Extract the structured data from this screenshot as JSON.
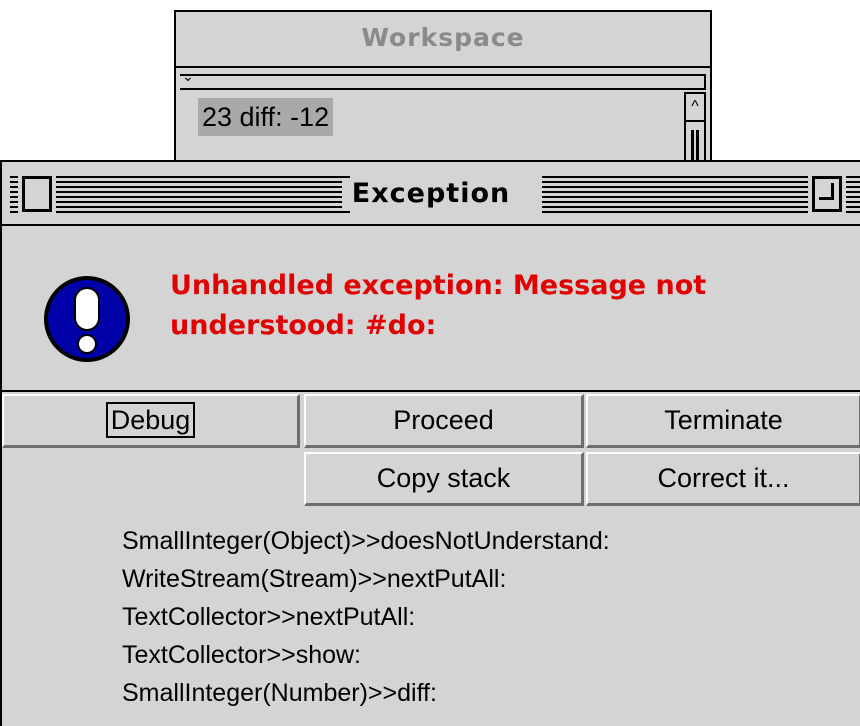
{
  "workspace": {
    "title": "Workspace",
    "menu_glyph": "⌄",
    "selected_text": "23 diff: -12",
    "scroll_up_glyph": "^"
  },
  "exception": {
    "title": "Exception",
    "icon": "exclamation-icon",
    "message": "Unhandled exception: Message not understood: #do:",
    "buttons": {
      "debug": "Debug",
      "proceed": "Proceed",
      "terminate": "Terminate",
      "copy_stack": "Copy stack",
      "correct_it": "Correct it..."
    },
    "stack": [
      "SmallInteger(Object)>>doesNotUnderstand:",
      "WriteStream(Stream)>>nextPutAll:",
      "TextCollector>>nextPutAll:",
      "TextCollector>>show:",
      "SmallInteger(Number)>>diff:"
    ],
    "colors": {
      "message": "#e00000",
      "icon_fill": "#0000a8"
    }
  }
}
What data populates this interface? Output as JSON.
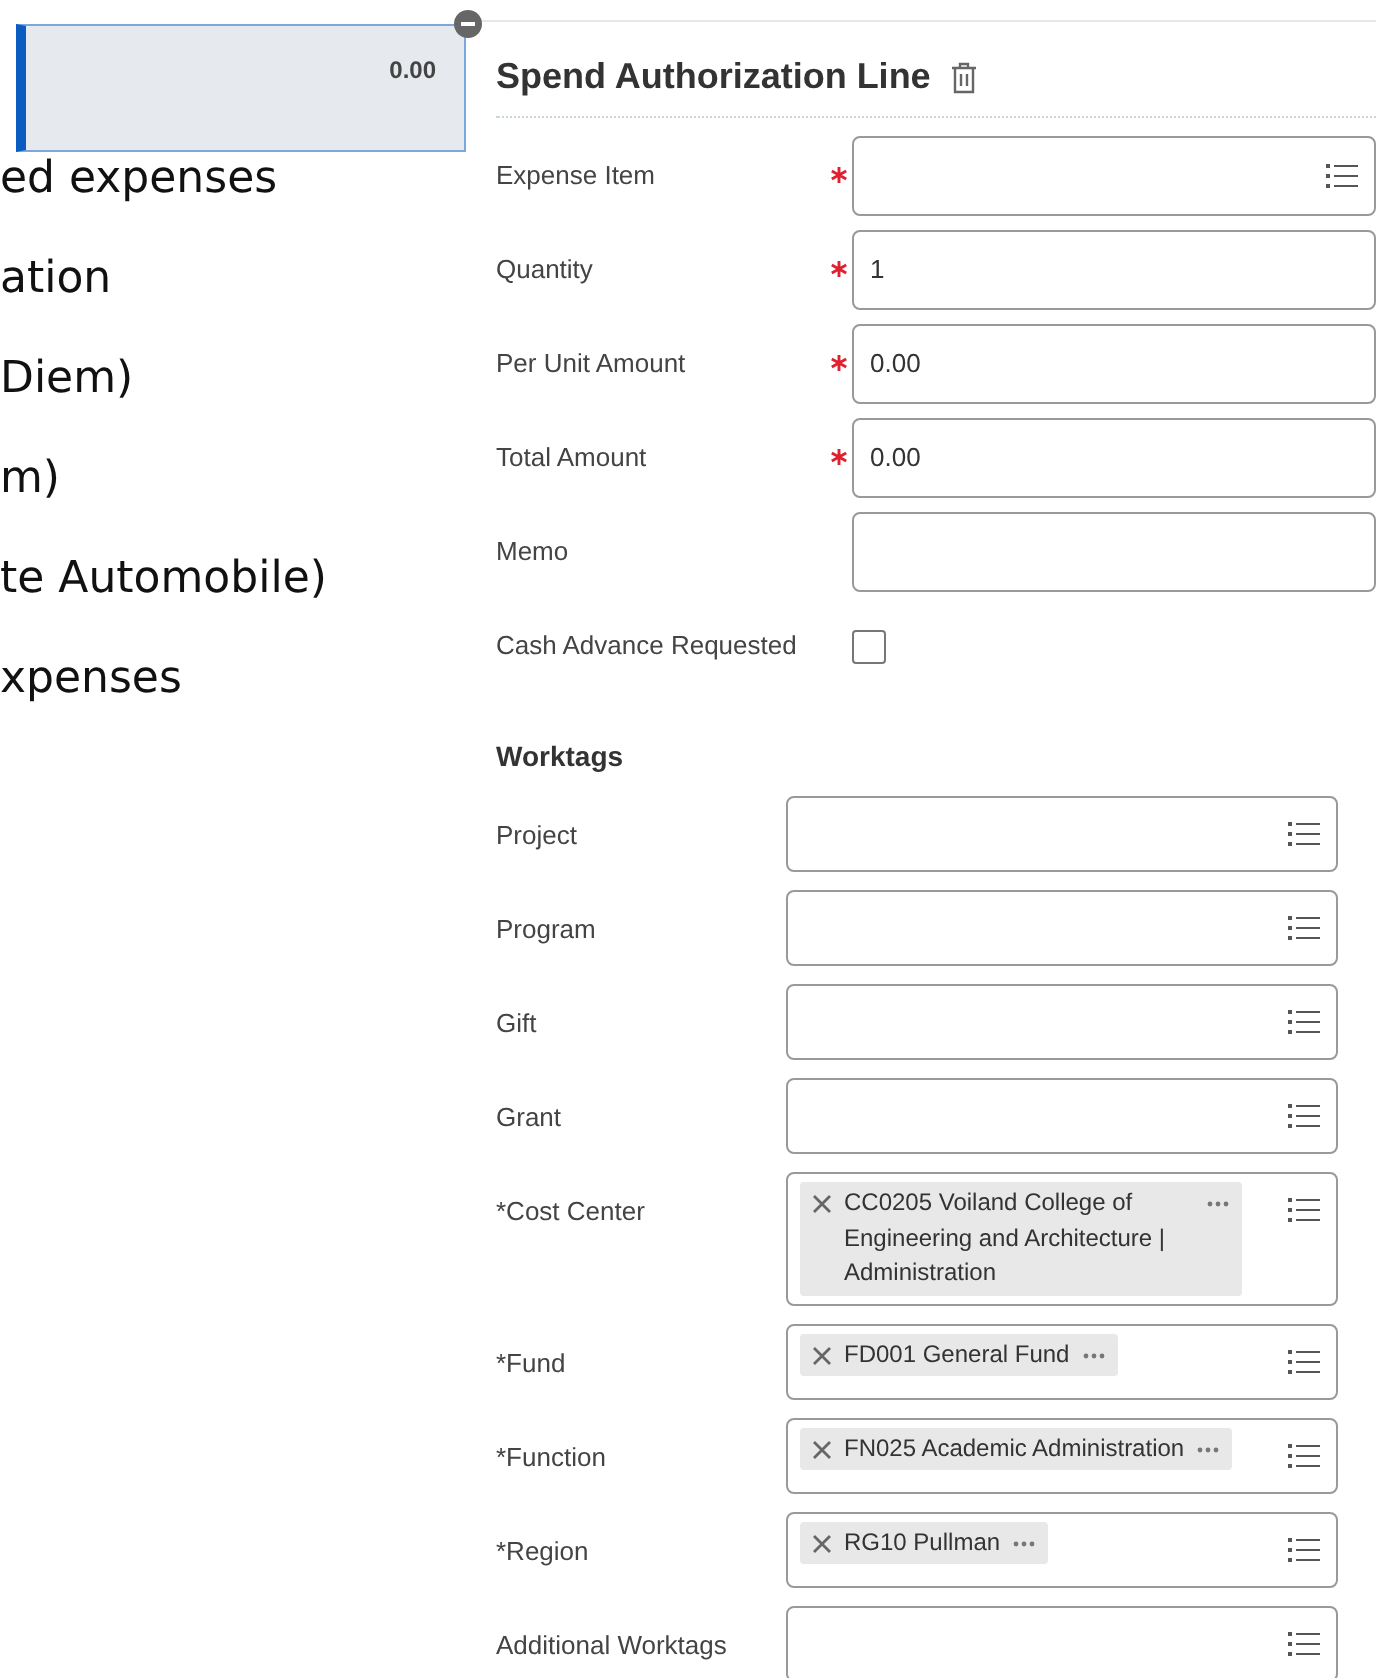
{
  "amount_card": {
    "value": "0.00"
  },
  "background_text": [
    "ed expenses",
    "ation",
    "Diem)",
    "m)",
    "te Automobile)",
    "xpenses"
  ],
  "panel": {
    "title": "Spend Authorization Line",
    "fields": [
      {
        "label": "Expense Item",
        "required": true,
        "prompt": true
      },
      {
        "label": "Quantity",
        "required": true,
        "prompt": false,
        "value": "1"
      },
      {
        "label": "Per Unit Amount",
        "required": true,
        "prompt": false,
        "value": "0.00"
      },
      {
        "label": "Total Amount",
        "required": true,
        "prompt": false,
        "value": "0.00"
      },
      {
        "label": "Memo",
        "required": false,
        "prompt": false
      }
    ],
    "checkbox": {
      "label": "Cash Advance Requested",
      "checked": false
    },
    "worktags": {
      "heading": "Worktags",
      "fields": [
        {
          "label": "Project"
        },
        {
          "label": "Program"
        },
        {
          "label": "Gift"
        },
        {
          "label": "Grant"
        },
        {
          "label": "*Cost Center",
          "tags": [
            "CC0205 Voiland College of Engineering and Architecture | Administration"
          ]
        },
        {
          "label": "*Fund",
          "tags": [
            "FD001 General Fund"
          ]
        },
        {
          "label": "*Function",
          "tags": [
            "FN025 Academic Administration"
          ]
        },
        {
          "label": "*Region",
          "tags": [
            "RG10 Pullman"
          ]
        },
        {
          "label": "Additional Worktags"
        }
      ]
    }
  }
}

**What you will do**.
Omit the pictures and restate the rest of the records verbatim.

**Exercise solution**.
Extract the structured data from this screenshot as JSON.
{
  "workspace": {
    "title": "Workspace",
    "menu_glyph": "⌄",
    "selected_text": "23 diff: -12",
    "scroll_up_glyph": "^"
  },
  "exception": {
    "title": "Exception",
    "icon": "exclamation-icon",
    "message": "Unhandled exception: Message not understood: #do:",
    "buttons": {
      "debug": "Debug",
      "proceed": "Proceed",
      "terminate": "Terminate",
      "copy_stack": "Copy stack",
      "correct_it": "Correct it..."
    },
    "stack": [
      "SmallInteger(Object)>>doesNotUnderstand:",
      "WriteStream(Stream)>>nextPutAll:",
      "TextCollector>>nextPutAll:",
      "TextCollector>>show:",
      "SmallInteger(Number)>>diff:"
    ],
    "colors": {
      "message": "#e00000",
      "icon_fill": "#0000a8"
    }
  }
}
What data populates this interface? Output as JSON.
{
  "amount_card": {
    "value": "0.00"
  },
  "background_text": [
    "ed expenses",
    "ation",
    "Diem)",
    "m)",
    "te Automobile)",
    "xpenses"
  ],
  "panel": {
    "title": "Spend Authorization Line",
    "fields": [
      {
        "label": "Expense Item",
        "required": true,
        "prompt": true
      },
      {
        "label": "Quantity",
        "required": true,
        "prompt": false,
        "value": "1"
      },
      {
        "label": "Per Unit Amount",
        "required": true,
        "prompt": false,
        "value": "0.00"
      },
      {
        "label": "Total Amount",
        "required": true,
        "prompt": false,
        "value": "0.00"
      },
      {
        "label": "Memo",
        "required": false,
        "prompt": false
      }
    ],
    "checkbox": {
      "label": "Cash Advance Requested",
      "checked": false
    },
    "worktags": {
      "heading": "Worktags",
      "fields": [
        {
          "label": "Project"
        },
        {
          "label": "Program"
        },
        {
          "label": "Gift"
        },
        {
          "label": "Grant"
        },
        {
          "label": "*Cost Center",
          "tags": [
            "CC0205 Voiland College of Engineering and Architecture | Administration"
          ]
        },
        {
          "label": "*Fund",
          "tags": [
            "FD001 General Fund"
          ]
        },
        {
          "label": "*Function",
          "tags": [
            "FN025 Academic Administration"
          ]
        },
        {
          "label": "*Region",
          "tags": [
            "RG10 Pullman"
          ]
        },
        {
          "label": "Additional Worktags"
        }
      ]
    }
  }
}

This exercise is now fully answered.